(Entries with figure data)

START

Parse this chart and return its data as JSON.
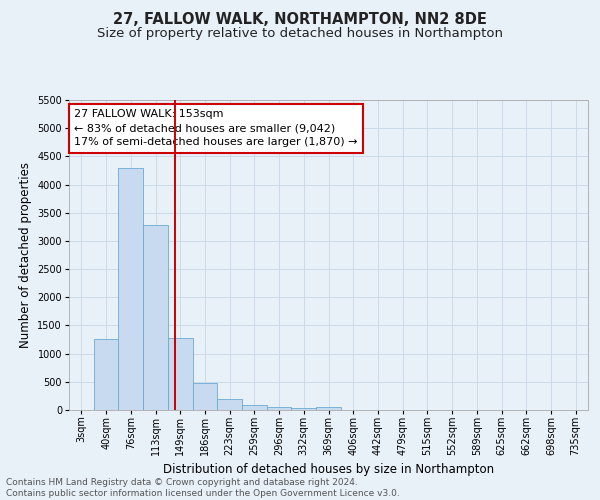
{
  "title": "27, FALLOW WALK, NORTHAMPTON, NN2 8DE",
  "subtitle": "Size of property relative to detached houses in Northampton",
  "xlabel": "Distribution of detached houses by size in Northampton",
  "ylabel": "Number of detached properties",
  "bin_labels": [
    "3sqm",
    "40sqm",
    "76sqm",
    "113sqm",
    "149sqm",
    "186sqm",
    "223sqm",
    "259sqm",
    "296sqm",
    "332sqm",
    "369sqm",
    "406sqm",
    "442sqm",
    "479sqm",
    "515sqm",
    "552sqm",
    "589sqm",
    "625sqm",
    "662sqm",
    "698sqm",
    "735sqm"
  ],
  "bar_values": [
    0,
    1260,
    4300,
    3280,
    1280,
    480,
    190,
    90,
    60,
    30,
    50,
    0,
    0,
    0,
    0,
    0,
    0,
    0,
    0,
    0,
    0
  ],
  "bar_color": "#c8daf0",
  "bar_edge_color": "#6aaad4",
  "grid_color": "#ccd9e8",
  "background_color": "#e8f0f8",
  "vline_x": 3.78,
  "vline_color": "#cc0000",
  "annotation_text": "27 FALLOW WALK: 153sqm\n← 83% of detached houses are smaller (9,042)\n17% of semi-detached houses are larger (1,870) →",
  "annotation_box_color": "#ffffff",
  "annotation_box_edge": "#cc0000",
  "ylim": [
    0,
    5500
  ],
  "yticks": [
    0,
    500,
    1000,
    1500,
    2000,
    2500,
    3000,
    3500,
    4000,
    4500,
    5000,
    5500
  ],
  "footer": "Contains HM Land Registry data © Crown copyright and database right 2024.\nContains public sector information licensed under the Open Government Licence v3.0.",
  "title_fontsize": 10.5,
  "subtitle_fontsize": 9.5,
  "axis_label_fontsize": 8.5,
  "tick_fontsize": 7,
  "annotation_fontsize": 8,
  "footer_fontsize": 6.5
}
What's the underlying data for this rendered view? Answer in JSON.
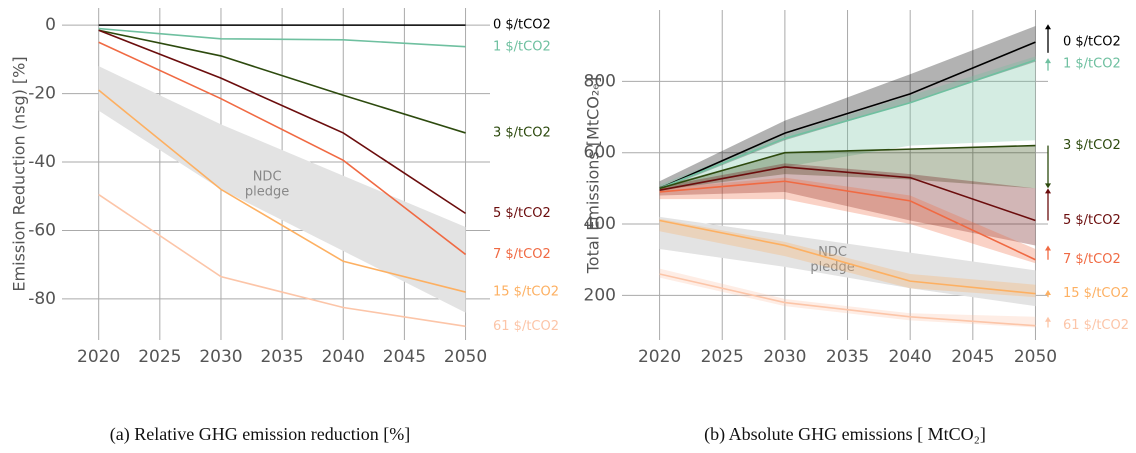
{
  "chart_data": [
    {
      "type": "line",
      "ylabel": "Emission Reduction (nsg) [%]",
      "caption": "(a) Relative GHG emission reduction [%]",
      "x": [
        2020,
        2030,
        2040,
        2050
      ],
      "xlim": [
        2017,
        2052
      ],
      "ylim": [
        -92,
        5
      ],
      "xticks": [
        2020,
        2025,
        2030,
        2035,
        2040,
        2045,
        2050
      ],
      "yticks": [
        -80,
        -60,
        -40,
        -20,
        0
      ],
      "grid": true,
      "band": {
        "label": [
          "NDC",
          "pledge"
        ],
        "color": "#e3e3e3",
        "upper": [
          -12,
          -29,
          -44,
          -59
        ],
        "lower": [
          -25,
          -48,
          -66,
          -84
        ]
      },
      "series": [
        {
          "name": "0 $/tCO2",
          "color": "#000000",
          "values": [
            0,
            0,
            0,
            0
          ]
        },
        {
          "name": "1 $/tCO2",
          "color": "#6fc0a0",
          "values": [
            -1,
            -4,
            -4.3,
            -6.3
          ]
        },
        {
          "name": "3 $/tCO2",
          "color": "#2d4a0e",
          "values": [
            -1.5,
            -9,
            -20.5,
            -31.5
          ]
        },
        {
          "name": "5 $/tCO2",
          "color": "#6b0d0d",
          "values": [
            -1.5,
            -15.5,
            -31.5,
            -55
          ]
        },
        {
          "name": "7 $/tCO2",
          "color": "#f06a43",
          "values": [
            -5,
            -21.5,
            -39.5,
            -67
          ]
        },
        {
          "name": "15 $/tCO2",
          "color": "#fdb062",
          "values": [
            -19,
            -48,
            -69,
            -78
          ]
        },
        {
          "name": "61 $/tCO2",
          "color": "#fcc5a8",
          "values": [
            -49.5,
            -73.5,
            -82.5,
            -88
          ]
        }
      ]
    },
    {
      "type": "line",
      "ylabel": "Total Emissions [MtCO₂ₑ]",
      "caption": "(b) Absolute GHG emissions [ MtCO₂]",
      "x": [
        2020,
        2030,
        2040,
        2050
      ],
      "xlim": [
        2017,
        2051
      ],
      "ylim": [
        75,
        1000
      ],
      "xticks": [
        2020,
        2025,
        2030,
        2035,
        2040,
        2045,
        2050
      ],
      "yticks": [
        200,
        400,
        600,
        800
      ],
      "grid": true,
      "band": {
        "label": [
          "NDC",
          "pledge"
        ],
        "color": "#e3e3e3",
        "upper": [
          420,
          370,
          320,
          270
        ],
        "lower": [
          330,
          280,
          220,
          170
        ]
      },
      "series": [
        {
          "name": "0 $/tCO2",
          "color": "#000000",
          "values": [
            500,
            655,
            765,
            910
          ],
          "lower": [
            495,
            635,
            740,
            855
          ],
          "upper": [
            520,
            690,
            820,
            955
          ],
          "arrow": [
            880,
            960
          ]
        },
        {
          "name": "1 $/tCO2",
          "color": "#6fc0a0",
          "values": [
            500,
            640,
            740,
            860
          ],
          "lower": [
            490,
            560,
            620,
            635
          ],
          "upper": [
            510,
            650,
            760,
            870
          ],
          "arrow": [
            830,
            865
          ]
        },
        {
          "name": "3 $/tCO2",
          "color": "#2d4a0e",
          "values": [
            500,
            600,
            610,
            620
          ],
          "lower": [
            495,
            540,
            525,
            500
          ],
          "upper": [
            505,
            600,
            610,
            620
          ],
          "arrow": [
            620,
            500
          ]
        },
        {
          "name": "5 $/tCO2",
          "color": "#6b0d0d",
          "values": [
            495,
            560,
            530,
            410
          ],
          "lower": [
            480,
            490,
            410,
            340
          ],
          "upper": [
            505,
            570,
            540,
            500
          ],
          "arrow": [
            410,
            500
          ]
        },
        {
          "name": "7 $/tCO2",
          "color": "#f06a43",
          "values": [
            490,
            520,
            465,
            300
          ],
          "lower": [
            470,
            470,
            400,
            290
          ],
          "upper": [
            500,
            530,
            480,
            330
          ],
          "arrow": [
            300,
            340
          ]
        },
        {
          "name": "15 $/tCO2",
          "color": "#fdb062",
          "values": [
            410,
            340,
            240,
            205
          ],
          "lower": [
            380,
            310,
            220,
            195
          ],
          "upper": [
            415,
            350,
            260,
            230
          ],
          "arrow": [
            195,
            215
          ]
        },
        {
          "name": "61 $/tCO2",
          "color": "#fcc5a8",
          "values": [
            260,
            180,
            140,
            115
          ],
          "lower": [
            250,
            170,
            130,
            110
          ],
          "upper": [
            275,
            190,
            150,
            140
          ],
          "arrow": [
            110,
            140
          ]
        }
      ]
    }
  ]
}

END

**Given instruction**
Output an exact copy of the material, with the pictures removed.

**Exercise solution**
Parse this chart and return its data as JSON.
{
  "title": "27, FALLOW WALK, NORTHAMPTON, NN2 8DE",
  "subtitle": "Size of property relative to detached houses in Northampton",
  "xlabel": "Distribution of detached houses by size in Northampton",
  "ylabel": "Number of detached properties",
  "bin_labels": [
    "3sqm",
    "40sqm",
    "76sqm",
    "113sqm",
    "149sqm",
    "186sqm",
    "223sqm",
    "259sqm",
    "296sqm",
    "332sqm",
    "369sqm",
    "406sqm",
    "442sqm",
    "479sqm",
    "515sqm",
    "552sqm",
    "589sqm",
    "625sqm",
    "662sqm",
    "698sqm",
    "735sqm"
  ],
  "bar_values": [
    0,
    1260,
    4300,
    3280,
    1280,
    480,
    190,
    90,
    60,
    30,
    50,
    0,
    0,
    0,
    0,
    0,
    0,
    0,
    0,
    0,
    0
  ],
  "bar_color": "#c8daf0",
  "bar_edge_color": "#6aaad4",
  "grid_color": "#ccd9e8",
  "background_color": "#e8f0f8",
  "vline_x": 3.78,
  "vline_color": "#cc0000",
  "annotation_text": "27 FALLOW WALK: 153sqm\n← 83% of detached houses are smaller (9,042)\n17% of semi-detached houses are larger (1,870) →",
  "annotation_box_color": "#ffffff",
  "annotation_box_edge": "#cc0000",
  "ylim": [
    0,
    5500
  ],
  "yticks": [
    0,
    500,
    1000,
    1500,
    2000,
    2500,
    3000,
    3500,
    4000,
    4500,
    5000,
    5500
  ],
  "footer": "Contains HM Land Registry data © Crown copyright and database right 2024.\nContains public sector information licensed under the Open Government Licence v3.0.",
  "title_fontsize": 10.5,
  "subtitle_fontsize": 9.5,
  "axis_label_fontsize": 8.5,
  "tick_fontsize": 7,
  "annotation_fontsize": 8,
  "footer_fontsize": 6.5
}
What's the underlying data for this rendered view? Answer in JSON.
{
  "chart_data": [
    {
      "type": "line",
      "ylabel": "Emission Reduction (nsg) [%]",
      "caption": "(a) Relative GHG emission reduction [%]",
      "x": [
        2020,
        2030,
        2040,
        2050
      ],
      "xlim": [
        2017,
        2052
      ],
      "ylim": [
        -92,
        5
      ],
      "xticks": [
        2020,
        2025,
        2030,
        2035,
        2040,
        2045,
        2050
      ],
      "yticks": [
        -80,
        -60,
        -40,
        -20,
        0
      ],
      "grid": true,
      "band": {
        "label": [
          "NDC",
          "pledge"
        ],
        "color": "#e3e3e3",
        "upper": [
          -12,
          -29,
          -44,
          -59
        ],
        "lower": [
          -25,
          -48,
          -66,
          -84
        ]
      },
      "series": [
        {
          "name": "0 $/tCO2",
          "color": "#000000",
          "values": [
            0,
            0,
            0,
            0
          ]
        },
        {
          "name": "1 $/tCO2",
          "color": "#6fc0a0",
          "values": [
            -1,
            -4,
            -4.3,
            -6.3
          ]
        },
        {
          "name": "3 $/tCO2",
          "color": "#2d4a0e",
          "values": [
            -1.5,
            -9,
            -20.5,
            -31.5
          ]
        },
        {
          "name": "5 $/tCO2",
          "color": "#6b0d0d",
          "values": [
            -1.5,
            -15.5,
            -31.5,
            -55
          ]
        },
        {
          "name": "7 $/tCO2",
          "color": "#f06a43",
          "values": [
            -5,
            -21.5,
            -39.5,
            -67
          ]
        },
        {
          "name": "15 $/tCO2",
          "color": "#fdb062",
          "values": [
            -19,
            -48,
            -69,
            -78
          ]
        },
        {
          "name": "61 $/tCO2",
          "color": "#fcc5a8",
          "values": [
            -49.5,
            -73.5,
            -82.5,
            -88
          ]
        }
      ]
    },
    {
      "type": "line",
      "ylabel": "Total Emissions [MtCO₂ₑ]",
      "caption": "(b) Absolute GHG emissions [ MtCO₂]",
      "x": [
        2020,
        2030,
        2040,
        2050
      ],
      "xlim": [
        2017,
        2051
      ],
      "ylim": [
        75,
        1000
      ],
      "xticks": [
        2020,
        2025,
        2030,
        2035,
        2040,
        2045,
        2050
      ],
      "yticks": [
        200,
        400,
        600,
        800
      ],
      "grid": true,
      "band": {
        "label": [
          "NDC",
          "pledge"
        ],
        "color": "#e3e3e3",
        "upper": [
          420,
          370,
          320,
          270
        ],
        "lower": [
          330,
          280,
          220,
          170
        ]
      },
      "series": [
        {
          "name": "0 $/tCO2",
          "color": "#000000",
          "values": [
            500,
            655,
            765,
            910
          ],
          "lower": [
            495,
            635,
            740,
            855
          ],
          "upper": [
            520,
            690,
            820,
            955
          ],
          "arrow": [
            880,
            960
          ]
        },
        {
          "name": "1 $/tCO2",
          "color": "#6fc0a0",
          "values": [
            500,
            640,
            740,
            860
          ],
          "lower": [
            490,
            560,
            620,
            635
          ],
          "upper": [
            510,
            650,
            760,
            870
          ],
          "arrow": [
            830,
            865
          ]
        },
        {
          "name": "3 $/tCO2",
          "color": "#2d4a0e",
          "values": [
            500,
            600,
            610,
            620
          ],
          "lower": [
            495,
            540,
            525,
            500
          ],
          "upper": [
            505,
            600,
            610,
            620
          ],
          "arrow": [
            620,
            500
          ]
        },
        {
          "name": "5 $/tCO2",
          "color": "#6b0d0d",
          "values": [
            495,
            560,
            530,
            410
          ],
          "lower": [
            480,
            490,
            410,
            340
          ],
          "upper": [
            505,
            570,
            540,
            500
          ],
          "arrow": [
            410,
            500
          ]
        },
        {
          "name": "7 $/tCO2",
          "color": "#f06a43",
          "values": [
            490,
            520,
            465,
            300
          ],
          "lower": [
            470,
            470,
            400,
            290
          ],
          "upper": [
            500,
            530,
            480,
            330
          ],
          "arrow": [
            300,
            340
          ]
        },
        {
          "name": "15 $/tCO2",
          "color": "#fdb062",
          "values": [
            410,
            340,
            240,
            205
          ],
          "lower": [
            380,
            310,
            220,
            195
          ],
          "upper": [
            415,
            350,
            260,
            230
          ],
          "arrow": [
            195,
            215
          ]
        },
        {
          "name": "61 $/tCO2",
          "color": "#fcc5a8",
          "values": [
            260,
            180,
            140,
            115
          ],
          "lower": [
            250,
            170,
            130,
            110
          ],
          "upper": [
            275,
            190,
            150,
            140
          ],
          "arrow": [
            110,
            140
          ]
        }
      ]
    }
  ]
}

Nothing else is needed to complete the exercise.